Short problem:
Reproduce the lines of the listing verbatim, starting at the line that contains "Patent image size: (462, 901)." and ending at the line that contains "The depression 8 is at (370, 705).", both included.

[Collected data]
***

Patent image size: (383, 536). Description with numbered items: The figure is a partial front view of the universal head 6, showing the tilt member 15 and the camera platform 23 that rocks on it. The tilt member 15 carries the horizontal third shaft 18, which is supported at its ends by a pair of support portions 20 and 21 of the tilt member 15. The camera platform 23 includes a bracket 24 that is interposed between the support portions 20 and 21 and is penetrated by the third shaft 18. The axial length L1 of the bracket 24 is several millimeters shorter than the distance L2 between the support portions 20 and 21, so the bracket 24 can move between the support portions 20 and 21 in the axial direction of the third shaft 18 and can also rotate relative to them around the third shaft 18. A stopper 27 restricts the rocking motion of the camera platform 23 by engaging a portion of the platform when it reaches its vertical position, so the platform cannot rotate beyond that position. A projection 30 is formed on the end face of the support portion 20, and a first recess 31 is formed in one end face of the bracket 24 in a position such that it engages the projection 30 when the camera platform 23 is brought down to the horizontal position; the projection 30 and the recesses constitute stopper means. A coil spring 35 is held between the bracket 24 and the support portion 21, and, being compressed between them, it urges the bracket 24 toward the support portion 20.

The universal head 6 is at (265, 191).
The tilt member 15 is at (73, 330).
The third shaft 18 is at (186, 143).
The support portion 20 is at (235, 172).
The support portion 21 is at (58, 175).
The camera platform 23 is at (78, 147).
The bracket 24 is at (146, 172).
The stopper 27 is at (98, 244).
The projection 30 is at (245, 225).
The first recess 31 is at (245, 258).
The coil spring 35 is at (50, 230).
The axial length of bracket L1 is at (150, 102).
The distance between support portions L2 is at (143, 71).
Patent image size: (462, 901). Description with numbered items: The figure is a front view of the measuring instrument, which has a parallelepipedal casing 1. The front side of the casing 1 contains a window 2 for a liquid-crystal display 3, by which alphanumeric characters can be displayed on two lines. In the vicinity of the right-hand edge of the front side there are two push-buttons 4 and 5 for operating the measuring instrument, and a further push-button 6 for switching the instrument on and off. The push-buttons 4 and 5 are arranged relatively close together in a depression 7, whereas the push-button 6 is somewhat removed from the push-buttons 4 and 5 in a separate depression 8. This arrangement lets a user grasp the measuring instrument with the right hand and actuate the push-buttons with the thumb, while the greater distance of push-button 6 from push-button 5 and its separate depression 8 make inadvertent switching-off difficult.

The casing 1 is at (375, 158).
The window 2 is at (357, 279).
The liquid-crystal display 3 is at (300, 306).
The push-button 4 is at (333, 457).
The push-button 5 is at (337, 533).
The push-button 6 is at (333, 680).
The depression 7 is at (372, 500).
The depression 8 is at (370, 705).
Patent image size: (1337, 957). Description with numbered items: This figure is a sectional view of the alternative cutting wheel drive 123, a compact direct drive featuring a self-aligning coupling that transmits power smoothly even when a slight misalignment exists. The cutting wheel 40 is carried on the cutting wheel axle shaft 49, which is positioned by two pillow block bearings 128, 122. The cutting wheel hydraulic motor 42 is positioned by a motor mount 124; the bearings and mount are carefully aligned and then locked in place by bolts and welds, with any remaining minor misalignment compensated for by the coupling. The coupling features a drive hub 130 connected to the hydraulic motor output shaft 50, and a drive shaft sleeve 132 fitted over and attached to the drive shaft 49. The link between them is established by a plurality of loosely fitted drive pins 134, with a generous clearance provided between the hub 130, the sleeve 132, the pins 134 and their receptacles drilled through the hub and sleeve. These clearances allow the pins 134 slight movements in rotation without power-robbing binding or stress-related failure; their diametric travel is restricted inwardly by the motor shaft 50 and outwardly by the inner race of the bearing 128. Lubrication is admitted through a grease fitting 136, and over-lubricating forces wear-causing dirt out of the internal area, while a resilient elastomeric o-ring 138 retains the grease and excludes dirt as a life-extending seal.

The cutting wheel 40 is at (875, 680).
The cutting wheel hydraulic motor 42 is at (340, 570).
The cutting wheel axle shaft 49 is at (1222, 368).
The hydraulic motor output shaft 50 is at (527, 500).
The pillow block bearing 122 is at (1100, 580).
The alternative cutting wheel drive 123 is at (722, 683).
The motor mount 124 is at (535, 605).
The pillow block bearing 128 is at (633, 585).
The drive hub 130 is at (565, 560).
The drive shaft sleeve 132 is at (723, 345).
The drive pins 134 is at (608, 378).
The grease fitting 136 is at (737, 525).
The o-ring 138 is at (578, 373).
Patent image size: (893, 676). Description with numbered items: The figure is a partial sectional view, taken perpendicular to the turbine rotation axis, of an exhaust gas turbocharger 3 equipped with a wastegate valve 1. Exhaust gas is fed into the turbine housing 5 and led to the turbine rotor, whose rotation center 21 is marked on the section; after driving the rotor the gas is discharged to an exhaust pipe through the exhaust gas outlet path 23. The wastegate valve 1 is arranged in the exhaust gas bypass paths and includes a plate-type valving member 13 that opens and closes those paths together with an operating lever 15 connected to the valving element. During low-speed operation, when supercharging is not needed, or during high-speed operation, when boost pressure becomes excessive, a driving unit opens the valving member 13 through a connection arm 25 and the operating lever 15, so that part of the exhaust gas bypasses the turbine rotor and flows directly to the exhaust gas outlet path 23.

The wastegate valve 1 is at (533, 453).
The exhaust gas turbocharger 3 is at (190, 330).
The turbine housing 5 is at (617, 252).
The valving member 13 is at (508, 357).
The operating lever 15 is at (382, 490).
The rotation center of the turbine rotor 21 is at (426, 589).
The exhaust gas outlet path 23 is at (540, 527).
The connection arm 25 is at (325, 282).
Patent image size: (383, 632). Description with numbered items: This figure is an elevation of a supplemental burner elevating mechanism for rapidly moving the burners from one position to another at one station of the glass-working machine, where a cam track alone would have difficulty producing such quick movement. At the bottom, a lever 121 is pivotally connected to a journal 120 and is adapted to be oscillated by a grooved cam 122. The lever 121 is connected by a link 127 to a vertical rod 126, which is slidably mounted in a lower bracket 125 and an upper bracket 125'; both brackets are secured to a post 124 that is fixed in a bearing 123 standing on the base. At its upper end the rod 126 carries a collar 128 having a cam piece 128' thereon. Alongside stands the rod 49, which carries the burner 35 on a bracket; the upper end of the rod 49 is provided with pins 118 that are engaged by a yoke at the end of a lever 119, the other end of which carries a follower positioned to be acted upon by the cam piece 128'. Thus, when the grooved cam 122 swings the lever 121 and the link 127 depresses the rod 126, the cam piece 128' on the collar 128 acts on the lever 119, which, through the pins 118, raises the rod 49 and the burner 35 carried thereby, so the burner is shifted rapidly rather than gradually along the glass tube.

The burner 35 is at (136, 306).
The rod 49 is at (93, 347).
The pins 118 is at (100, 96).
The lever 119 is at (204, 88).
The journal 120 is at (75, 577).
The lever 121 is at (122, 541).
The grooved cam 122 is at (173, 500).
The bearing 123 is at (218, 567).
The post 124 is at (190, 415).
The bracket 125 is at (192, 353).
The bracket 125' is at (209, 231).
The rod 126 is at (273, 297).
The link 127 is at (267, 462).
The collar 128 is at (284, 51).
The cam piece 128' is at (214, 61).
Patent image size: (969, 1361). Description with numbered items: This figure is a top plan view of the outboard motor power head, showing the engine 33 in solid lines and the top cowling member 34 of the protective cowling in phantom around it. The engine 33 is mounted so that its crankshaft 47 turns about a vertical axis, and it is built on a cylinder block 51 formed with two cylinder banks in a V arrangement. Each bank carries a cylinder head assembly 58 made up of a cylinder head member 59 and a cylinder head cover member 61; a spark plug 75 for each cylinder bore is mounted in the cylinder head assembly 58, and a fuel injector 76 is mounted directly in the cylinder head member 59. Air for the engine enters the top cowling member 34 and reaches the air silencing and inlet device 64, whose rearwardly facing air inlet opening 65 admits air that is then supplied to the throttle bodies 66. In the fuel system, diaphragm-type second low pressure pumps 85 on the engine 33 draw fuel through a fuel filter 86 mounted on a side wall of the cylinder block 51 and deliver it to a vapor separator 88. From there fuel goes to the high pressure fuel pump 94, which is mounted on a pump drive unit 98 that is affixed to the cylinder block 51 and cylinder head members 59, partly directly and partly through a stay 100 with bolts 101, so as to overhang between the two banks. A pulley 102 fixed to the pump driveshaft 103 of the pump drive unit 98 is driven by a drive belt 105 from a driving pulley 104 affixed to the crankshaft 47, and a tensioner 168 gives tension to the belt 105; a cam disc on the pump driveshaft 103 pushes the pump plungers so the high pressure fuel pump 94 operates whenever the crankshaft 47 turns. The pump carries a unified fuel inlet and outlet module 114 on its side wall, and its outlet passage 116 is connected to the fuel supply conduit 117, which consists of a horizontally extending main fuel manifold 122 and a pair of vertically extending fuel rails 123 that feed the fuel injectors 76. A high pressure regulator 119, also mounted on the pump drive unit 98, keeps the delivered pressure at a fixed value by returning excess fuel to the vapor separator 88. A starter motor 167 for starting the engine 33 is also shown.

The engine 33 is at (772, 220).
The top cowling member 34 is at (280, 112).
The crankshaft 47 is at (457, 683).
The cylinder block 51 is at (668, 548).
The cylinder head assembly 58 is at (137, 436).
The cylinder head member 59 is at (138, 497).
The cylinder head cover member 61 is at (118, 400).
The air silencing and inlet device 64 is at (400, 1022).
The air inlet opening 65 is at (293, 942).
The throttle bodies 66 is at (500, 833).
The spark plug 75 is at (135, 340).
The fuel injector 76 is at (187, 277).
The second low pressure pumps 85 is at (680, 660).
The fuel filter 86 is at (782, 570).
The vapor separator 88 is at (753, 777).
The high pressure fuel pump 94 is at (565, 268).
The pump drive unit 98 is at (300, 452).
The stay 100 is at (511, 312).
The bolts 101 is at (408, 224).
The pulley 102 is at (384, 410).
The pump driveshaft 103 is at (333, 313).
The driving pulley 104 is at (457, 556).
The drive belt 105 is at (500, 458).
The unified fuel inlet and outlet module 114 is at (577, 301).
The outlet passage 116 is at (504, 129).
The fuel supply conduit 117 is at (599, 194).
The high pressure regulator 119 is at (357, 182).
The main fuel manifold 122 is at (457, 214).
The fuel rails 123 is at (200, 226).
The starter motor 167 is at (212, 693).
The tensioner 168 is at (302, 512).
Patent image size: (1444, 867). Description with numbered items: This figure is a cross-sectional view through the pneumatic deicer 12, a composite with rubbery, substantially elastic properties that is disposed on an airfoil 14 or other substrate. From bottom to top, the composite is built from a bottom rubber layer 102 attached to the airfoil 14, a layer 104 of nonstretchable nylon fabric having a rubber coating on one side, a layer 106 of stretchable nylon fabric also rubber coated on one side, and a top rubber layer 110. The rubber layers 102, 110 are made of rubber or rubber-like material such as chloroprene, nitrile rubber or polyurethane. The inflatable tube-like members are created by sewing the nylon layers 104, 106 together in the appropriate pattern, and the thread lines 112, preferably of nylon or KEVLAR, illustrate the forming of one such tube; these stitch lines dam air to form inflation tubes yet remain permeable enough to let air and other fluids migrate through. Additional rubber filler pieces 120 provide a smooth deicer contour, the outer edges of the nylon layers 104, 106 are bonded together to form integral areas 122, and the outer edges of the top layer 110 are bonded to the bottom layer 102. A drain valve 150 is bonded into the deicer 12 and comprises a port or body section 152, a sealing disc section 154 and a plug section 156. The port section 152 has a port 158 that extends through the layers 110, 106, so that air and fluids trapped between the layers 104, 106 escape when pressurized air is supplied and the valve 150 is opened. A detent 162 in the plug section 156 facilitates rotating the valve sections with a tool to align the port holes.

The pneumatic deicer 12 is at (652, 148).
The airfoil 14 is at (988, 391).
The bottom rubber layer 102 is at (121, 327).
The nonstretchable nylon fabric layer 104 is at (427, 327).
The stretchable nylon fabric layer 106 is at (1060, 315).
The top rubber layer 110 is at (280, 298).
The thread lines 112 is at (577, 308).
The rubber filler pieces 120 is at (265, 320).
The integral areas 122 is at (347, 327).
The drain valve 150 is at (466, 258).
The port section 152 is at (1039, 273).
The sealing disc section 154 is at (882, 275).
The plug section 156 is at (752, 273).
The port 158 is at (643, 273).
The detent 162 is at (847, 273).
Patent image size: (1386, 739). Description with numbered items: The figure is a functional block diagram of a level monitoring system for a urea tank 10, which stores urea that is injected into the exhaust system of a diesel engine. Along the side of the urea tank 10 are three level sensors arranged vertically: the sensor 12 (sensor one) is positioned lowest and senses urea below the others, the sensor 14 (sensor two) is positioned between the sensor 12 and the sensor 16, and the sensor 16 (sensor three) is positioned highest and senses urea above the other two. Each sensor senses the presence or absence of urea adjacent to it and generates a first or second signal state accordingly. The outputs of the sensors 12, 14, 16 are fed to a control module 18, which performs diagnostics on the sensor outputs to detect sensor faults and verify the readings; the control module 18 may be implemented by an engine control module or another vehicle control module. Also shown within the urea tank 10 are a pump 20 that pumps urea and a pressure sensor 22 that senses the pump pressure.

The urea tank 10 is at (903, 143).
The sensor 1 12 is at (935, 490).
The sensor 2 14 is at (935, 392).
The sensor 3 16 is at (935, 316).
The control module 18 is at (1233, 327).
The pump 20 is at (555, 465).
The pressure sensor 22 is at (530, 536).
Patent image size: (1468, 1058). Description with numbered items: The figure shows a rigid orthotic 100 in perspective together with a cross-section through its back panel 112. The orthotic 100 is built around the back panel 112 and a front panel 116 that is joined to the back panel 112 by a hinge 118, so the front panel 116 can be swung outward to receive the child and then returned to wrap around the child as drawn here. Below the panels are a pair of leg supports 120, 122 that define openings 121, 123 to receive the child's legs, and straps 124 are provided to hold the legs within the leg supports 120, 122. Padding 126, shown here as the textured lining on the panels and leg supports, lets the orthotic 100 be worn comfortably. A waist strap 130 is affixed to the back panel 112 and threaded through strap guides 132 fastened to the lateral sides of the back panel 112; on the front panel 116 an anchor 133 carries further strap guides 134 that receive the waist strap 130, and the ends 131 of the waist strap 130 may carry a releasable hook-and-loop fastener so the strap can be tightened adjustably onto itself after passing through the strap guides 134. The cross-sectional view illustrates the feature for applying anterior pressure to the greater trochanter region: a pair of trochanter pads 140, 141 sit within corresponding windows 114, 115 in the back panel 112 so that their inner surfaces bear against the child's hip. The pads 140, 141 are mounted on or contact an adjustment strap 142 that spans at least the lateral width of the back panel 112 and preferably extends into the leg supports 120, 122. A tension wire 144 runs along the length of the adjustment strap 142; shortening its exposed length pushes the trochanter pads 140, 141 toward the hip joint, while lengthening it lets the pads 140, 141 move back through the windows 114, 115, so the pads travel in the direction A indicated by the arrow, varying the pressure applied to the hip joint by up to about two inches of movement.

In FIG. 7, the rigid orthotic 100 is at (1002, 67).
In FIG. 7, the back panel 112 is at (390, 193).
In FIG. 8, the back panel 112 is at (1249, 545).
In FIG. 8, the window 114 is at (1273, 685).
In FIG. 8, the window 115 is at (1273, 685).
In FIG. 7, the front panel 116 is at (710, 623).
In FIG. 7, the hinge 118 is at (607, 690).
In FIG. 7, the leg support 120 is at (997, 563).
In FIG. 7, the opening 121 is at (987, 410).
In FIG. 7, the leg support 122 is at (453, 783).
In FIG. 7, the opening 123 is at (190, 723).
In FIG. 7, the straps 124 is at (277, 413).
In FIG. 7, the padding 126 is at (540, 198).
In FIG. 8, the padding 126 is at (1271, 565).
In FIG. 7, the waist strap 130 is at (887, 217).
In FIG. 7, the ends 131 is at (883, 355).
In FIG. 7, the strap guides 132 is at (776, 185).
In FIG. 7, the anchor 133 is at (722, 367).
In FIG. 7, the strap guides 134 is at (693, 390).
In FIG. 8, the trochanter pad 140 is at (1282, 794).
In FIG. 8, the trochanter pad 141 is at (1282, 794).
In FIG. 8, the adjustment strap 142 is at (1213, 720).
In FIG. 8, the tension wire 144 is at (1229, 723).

***

Expected output:
Patent image size: (462, 901). Description with numbered items: The figure is a front view of the measuring instrument, which has a parallelepipedal casing 1. The front side of the casing 1 contains a window 2 for a liquid-crystal display 3, by which alphanumeric characters can be displayed on two lines. In the vicinity of the right-hand edge of the front side there are two push-buttons 4 and 5 for operating the measuring instrument, and a further push-button 6 for switching the instrument on and off. The push-buttons 4 and 5 are arranged relatively close together in a depression 7, whereas the push-button 6 is somewhat removed from the push-buttons 4 and 5 in a separate depression 8. This arrangement lets a user grasp the measuring instrument with the right hand and actuate the push-buttons with the thumb, while the greater distance of push-button 6 from push-button 5 and its separate depression 8 make inadvertent switching-off difficult.

The casing 1 is at (375, 158).
The window 2 is at (357, 279).
The liquid-crystal display 3 is at (300, 306).
The push-button 4 is at (333, 457).
The push-button 5 is at (337, 533).
The push-button 6 is at (333, 680).
The depression 7 is at (372, 500).
The depression 8 is at (370, 705).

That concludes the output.